The request: Would you quote the material below in full and unchanged?

'''

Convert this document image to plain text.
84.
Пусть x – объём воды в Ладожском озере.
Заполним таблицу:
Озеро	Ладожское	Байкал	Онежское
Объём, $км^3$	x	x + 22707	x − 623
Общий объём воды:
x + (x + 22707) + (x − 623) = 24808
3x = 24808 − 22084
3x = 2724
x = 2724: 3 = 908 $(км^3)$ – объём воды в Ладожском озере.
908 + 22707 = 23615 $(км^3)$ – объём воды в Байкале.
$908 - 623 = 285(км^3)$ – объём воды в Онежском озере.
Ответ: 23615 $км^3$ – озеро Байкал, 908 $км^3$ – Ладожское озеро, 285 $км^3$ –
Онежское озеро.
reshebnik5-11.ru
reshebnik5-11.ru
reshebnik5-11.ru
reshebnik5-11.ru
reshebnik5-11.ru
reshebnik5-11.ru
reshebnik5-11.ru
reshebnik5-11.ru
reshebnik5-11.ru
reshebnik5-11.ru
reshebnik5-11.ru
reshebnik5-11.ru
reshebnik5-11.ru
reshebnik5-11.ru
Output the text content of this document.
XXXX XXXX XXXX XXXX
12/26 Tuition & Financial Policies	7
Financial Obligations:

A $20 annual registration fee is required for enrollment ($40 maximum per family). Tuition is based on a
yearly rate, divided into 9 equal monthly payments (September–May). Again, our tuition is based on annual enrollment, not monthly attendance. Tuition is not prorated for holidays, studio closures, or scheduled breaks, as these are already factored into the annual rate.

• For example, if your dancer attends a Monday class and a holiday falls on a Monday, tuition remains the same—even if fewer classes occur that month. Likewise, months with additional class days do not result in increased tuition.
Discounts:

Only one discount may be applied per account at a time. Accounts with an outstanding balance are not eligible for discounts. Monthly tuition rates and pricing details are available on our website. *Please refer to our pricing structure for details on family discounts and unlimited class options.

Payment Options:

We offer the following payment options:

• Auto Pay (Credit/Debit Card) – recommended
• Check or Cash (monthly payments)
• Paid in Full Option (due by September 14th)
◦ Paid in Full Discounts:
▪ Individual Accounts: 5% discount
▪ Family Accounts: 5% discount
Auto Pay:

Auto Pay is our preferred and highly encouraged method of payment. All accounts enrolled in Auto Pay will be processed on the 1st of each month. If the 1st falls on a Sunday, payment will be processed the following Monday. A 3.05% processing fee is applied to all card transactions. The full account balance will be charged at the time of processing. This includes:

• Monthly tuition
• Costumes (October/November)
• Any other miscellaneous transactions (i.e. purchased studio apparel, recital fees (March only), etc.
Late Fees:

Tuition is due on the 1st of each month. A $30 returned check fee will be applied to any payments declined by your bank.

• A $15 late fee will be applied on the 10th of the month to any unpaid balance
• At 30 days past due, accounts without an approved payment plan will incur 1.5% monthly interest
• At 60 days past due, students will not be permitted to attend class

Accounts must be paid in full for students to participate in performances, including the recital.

'''

Full solution:
Convert this document image to plain text.
84.
Пусть x – объём воды в Ладожском озере.
Заполним таблицу:
Озеро	Ладожское	Байкал	Онежское
Объём, $км^3$	x	x + 22707	x − 623
Общий объём воды:
x + (x + 22707) + (x − 623) = 24808
3x = 24808 − 22084
3x = 2724
x = 2724: 3 = 908 $(км^3)$ – объём воды в Ладожском озере.
908 + 22707 = 23615 $(км^3)$ – объём воды в Байкале.
$908 - 623 = 285(км^3)$ – объём воды в Онежском озере.
Ответ: 23615 $км^3$ – озеро Байкал, 908 $км^3$ – Ладожское озеро, 285 $км^3$ –
Онежское озеро.
reshebnik5-11.ru
reshebnik5-11.ru
reshebnik5-11.ru
reshebnik5-11.ru
reshebnik5-11.ru
reshebnik5-11.ru
reshebnik5-11.ru
reshebnik5-11.ru
reshebnik5-11.ru
reshebnik5-11.ru
reshebnik5-11.ru
reshebnik5-11.ru
reshebnik5-11.ru
reshebnik5-11.ru
Output the text content of this document.
XXXX XXXX XXXX XXXX
12/26 Tuition & Financial Policies	7
Financial Obligations:

A $20 annual registration fee is required for enrollment ($40 maximum per family). Tuition is based on a
yearly rate, divided into 9 equal monthly payments (September–May). Again, our tuition is based on annual enrollment, not monthly attendance. Tuition is not prorated for holidays, studio closures, or scheduled breaks, as these are already factored into the annual rate.

• For example, if your dancer attends a Monday class and a holiday falls on a Monday, tuition remains the same—even if fewer classes occur that month. Likewise, months with additional class days do not result in increased tuition.
Discounts:

Only one discount may be applied per account at a time. Accounts with an outstanding balance are not eligible for discounts. Monthly tuition rates and pricing details are available on our website. *Please refer to our pricing structure for details on family discounts and unlimited class options.

Payment Options:

We offer the following payment options:

• Auto Pay (Credit/Debit Card) – recommended
• Check or Cash (monthly payments)
• Paid in Full Option (due by September 14th)
◦ Paid in Full Discounts:
▪ Individual Accounts: 5% discount
▪ Family Accounts: 5% discount
Auto Pay:

Auto Pay is our preferred and highly encouraged method of payment. All accounts enrolled in Auto Pay will be processed on the 1st of each month. If the 1st falls on a Sunday, payment will be processed the following Monday. A 3.05% processing fee is applied to all card transactions. The full account balance will be charged at the time of processing. This includes:

• Monthly tuition
• Costumes (October/November)
• Any other miscellaneous transactions (i.e. purchased studio apparel, recital fees (March only), etc.
Late Fees:

Tuition is due on the 1st of each month. A $30 returned check fee will be applied to any payments declined by your bank.

• A $15 late fee will be applied on the 10th of the month to any unpaid balance
• At 30 days past due, accounts without an approved payment plan will incur 1.5% monthly interest
• At 60 days past due, students will not be permitted to attend class

Accounts must be paid in full for students to participate in performances, including the recital.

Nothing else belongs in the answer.